WORK TO BE COMPLETED:
Without including any pictures, write out all the entries exactly.

Records
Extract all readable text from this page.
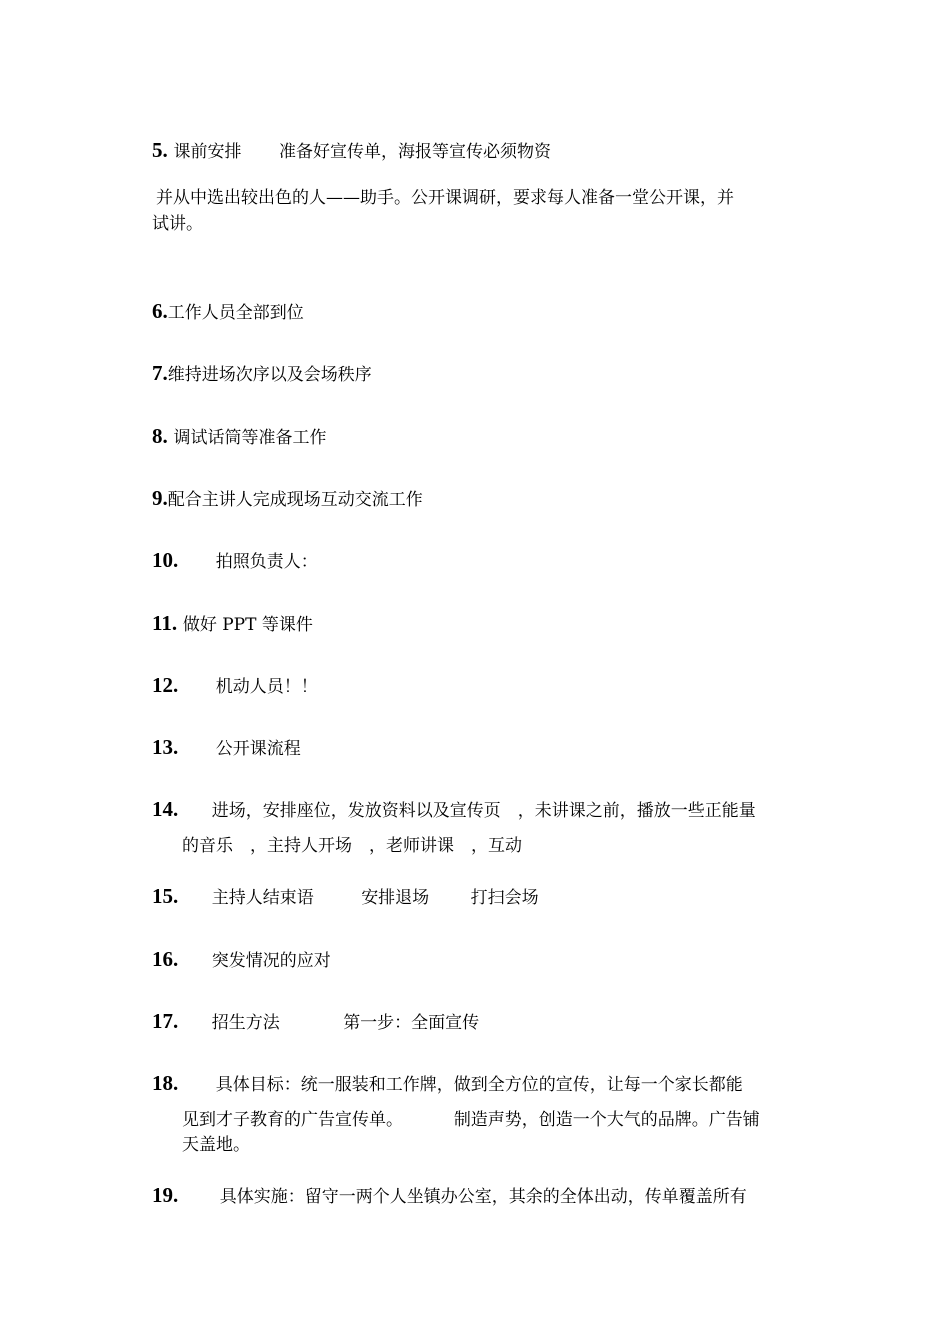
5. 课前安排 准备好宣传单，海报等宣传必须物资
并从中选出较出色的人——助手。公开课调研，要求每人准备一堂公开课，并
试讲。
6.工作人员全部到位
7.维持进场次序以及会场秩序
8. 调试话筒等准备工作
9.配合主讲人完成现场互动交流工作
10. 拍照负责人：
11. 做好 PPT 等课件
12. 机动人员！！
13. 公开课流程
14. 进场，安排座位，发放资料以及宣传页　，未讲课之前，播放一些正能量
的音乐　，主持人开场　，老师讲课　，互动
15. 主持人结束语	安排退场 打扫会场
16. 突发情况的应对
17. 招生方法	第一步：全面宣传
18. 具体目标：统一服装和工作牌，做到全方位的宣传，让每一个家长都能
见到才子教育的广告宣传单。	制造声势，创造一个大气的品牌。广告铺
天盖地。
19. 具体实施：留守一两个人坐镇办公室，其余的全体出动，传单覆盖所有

EXPECTED ANSWER:
Extract all readable text from this page.
5. 课前安排 准备好宣传单，海报等宣传必须物资
并从中选出较出色的人——助手。公开课调研，要求每人准备一堂公开课，并
试讲。
6.工作人员全部到位
7.维持进场次序以及会场秩序
8. 调试话筒等准备工作
9.配合主讲人完成现场互动交流工作
10. 拍照负责人：
11. 做好 PPT 等课件
12. 机动人员！！
13. 公开课流程
14. 进场，安排座位，发放资料以及宣传页　，未讲课之前，播放一些正能量
的音乐　，主持人开场　，老师讲课　，互动
15. 主持人结束语	安排退场 打扫会场
16. 突发情况的应对
17. 招生方法	第一步：全面宣传
18. 具体目标：统一服装和工作牌，做到全方位的宣传，让每一个家长都能
见到才子教育的广告宣传单。	制造声势，创造一个大气的品牌。广告铺
天盖地。
19. 具体实施：留守一两个人坐镇办公室，其余的全体出动，传单覆盖所有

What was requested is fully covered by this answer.